## TEXT BLOCK
>> Begin
Project mission
Design, build, and distribute a scalable, unified high-end computing I/O forwarding software layer that would be adopted and supported by DOE Office of Science and NNSA.
Goals
- Provide function shipping at the file system interface level (without requiring middleware) that enables asynchronous coalescing and I/O without jeopardizing determinism for computation
- Offload file system function from simple or full OS client processes to a variety of targets, from another core or hardware on the same system to an I/O node on a conventional cluster or a service node on a leadership class system
- Reduce the number of file system operations/clients that the parallel file system sees
- Support any/all parallel file system solutions
- Integrate with MPI-IO and any hardware features designed to support efficient parallel I/O
Once developed, this framework will be available online under an open-source license. We will encourage its adoption both in production and for further research into I/O forwarding approaches.
The application I/O calls get translated to ZOIDFS—an efficient parallel file I/O API that we defined. ZOIDFS calls are forwarded over an interconnecting network to the I/O nodes. I/O nodes run ZOIDFS server code that efficiently translates the calls to the native API of the underlying parallel filesystem.
Focus areas
- portability across networks: we are developing ports for IBM Blue Gene, Cray XT, Roadrunner, and Linux clusters.
- support for multiple filesystems: we are developing support for PVFS, Lustre, PanFS, and standard POSIX API, and will also provide a pluggable infrastructure for other filesystems.
- hooking to applications: MPI-IO via ROMIO, POSIX via the SYSIO library, modified GNU libc, or FUSE.
>> End
## EXTRACTED ENTRIES
>> Begin
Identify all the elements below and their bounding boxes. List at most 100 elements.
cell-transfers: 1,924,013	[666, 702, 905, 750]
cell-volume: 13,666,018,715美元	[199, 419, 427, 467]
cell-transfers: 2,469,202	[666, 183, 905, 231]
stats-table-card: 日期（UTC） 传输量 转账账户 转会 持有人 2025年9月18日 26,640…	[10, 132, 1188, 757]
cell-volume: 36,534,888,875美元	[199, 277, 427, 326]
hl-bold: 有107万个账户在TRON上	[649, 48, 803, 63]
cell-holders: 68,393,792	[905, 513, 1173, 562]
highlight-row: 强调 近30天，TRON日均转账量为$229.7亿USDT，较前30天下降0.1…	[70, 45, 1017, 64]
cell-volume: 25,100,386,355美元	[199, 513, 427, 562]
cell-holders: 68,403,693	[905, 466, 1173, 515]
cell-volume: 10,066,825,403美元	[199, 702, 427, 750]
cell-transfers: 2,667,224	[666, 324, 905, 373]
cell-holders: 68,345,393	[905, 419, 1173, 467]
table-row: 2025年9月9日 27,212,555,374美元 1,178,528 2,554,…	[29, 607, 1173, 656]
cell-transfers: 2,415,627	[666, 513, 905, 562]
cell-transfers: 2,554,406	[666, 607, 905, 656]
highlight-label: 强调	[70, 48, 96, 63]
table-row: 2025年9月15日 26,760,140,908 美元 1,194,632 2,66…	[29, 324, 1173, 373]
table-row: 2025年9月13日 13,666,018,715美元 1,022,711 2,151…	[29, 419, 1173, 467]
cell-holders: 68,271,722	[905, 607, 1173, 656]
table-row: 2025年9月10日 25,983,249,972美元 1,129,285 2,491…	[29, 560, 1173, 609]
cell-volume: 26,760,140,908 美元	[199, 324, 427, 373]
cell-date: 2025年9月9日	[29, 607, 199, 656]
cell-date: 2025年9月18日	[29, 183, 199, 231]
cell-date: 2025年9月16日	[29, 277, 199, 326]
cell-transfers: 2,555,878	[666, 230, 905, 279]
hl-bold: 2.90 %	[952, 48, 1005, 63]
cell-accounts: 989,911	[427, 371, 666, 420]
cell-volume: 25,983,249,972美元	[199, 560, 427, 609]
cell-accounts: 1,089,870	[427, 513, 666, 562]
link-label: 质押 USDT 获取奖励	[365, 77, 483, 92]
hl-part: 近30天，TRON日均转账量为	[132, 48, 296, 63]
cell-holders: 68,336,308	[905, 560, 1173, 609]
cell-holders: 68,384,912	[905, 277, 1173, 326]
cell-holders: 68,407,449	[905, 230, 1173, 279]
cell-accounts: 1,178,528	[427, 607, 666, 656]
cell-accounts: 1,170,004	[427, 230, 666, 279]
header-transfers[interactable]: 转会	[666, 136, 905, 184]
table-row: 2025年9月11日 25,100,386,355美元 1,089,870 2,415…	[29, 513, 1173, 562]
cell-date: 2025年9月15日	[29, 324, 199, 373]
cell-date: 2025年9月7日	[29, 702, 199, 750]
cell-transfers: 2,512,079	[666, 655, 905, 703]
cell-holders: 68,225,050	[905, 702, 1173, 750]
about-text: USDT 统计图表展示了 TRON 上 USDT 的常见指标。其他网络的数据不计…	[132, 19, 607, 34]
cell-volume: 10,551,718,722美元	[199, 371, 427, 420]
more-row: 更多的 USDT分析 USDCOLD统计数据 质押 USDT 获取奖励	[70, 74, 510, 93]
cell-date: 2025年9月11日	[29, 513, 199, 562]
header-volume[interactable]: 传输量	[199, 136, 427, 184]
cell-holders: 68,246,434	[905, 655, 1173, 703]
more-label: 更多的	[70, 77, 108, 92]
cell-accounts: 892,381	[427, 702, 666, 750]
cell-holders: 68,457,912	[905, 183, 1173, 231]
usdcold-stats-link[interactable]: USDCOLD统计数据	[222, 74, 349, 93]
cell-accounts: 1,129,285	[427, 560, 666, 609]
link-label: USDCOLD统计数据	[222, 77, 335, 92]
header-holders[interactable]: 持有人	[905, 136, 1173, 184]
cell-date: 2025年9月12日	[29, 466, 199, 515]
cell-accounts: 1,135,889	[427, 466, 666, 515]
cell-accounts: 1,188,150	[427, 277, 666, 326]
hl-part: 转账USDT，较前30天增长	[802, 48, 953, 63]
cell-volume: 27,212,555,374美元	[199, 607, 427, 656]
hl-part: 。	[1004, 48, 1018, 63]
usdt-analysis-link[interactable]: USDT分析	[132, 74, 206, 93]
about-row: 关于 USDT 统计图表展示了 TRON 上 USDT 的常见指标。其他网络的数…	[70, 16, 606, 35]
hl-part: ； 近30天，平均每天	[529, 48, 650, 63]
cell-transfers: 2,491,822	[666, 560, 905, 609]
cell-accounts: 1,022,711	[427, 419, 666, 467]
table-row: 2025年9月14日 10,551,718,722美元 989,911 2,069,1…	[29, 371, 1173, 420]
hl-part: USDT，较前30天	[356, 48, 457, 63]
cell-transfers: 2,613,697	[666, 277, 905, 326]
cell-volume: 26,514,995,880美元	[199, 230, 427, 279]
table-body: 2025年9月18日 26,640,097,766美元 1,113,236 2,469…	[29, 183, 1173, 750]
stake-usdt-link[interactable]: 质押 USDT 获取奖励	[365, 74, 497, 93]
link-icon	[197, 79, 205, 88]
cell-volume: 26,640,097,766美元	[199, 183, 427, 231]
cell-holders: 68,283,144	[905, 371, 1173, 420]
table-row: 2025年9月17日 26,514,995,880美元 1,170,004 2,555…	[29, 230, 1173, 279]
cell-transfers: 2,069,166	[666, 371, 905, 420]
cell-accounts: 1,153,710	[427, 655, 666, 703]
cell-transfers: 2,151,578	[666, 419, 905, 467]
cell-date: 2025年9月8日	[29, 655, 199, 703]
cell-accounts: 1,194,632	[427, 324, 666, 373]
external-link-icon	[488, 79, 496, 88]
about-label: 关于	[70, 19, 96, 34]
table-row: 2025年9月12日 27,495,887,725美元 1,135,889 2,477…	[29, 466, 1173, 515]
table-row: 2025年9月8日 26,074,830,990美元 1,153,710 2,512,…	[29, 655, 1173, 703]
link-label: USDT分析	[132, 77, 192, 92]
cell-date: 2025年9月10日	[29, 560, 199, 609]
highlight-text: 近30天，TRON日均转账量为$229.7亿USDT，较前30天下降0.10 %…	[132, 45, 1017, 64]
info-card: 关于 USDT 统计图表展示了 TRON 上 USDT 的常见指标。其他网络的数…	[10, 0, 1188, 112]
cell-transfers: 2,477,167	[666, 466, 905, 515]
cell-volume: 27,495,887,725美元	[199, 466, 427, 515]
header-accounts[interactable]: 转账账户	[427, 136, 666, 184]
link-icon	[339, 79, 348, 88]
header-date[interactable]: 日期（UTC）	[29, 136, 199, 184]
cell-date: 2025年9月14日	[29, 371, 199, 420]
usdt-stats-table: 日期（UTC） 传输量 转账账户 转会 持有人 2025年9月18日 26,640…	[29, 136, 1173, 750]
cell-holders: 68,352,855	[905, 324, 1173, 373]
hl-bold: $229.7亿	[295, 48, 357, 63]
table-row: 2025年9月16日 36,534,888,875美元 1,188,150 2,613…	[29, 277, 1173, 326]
>> End
## OBJECTIVES
1. Write out the I/O forwarding project description word for word, in full.
2. Start at the first line of the entries and stop after the line containing "277, 427, 326]". Rename "cell-volume" to "cell-amount" throughout those lines, keep everything else the same, and return only that stretch.

## EXPECTED ANSWERS
1.
Project mission
Design, build, and distribute a scalable, unified high-end computing I/O forwarding software layer that would be adopted and supported by DOE Office of Science and NNSA.
Goals
- Provide function shipping at the file system interface level (without requiring middleware) that enables asynchronous coalescing and I/O without jeopardizing determinism for computation
- Offload file system function from simple or full OS client processes to a variety of targets, from another core or hardware on the same system to an I/O node on a conventional cluster or a service node on a leadership class system
- Reduce the number of file system operations/clients that the parallel file system sees
- Support any/all parallel file system solutions
- Integrate with MPI-IO and any hardware features designed to support efficient parallel I/O
Once developed, this framework will be available online under an open-source license. We will encourage its adoption both in production and for further research into I/O forwarding approaches.
The application I/O calls get translated to ZOIDFS—an efficient parallel file I/O API that we defined. ZOIDFS calls are forwarded over an interconnecting network to the I/O nodes. I/O nodes run ZOIDFS server code that efficiently translates the calls to the native API of the underlying parallel filesystem.
Focus areas
- portability across networks: we are developing ports for IBM Blue Gene, Cray XT, Roadrunner, and Linux clusters.
- support for multiple filesystems: we are developing support for PVFS, Lustre, PanFS, and standard POSIX API, and will also provide a pluggable infrastructure for other filesystems.
- hooking to applications: MPI-IO via ROMIO, POSIX via the SYSIO library, modified GNU libc, or FUSE.

2.
Identify all the elements below and their bounding boxes. List at most 100 elements.
cell-transfers: 1,924,013	[666, 702, 905, 750]
cell-amount: 13,666,018,715美元	[199, 419, 427, 467]
cell-transfers: 2,469,202	[666, 183, 905, 231]
stats-table-card: 日期（UTC） 传输量 转账账户 转会 持有人 2025年9月18日 26,640…	[10, 132, 1188, 757]
cell-amount: 36,534,888,875美元	[199, 277, 427, 326]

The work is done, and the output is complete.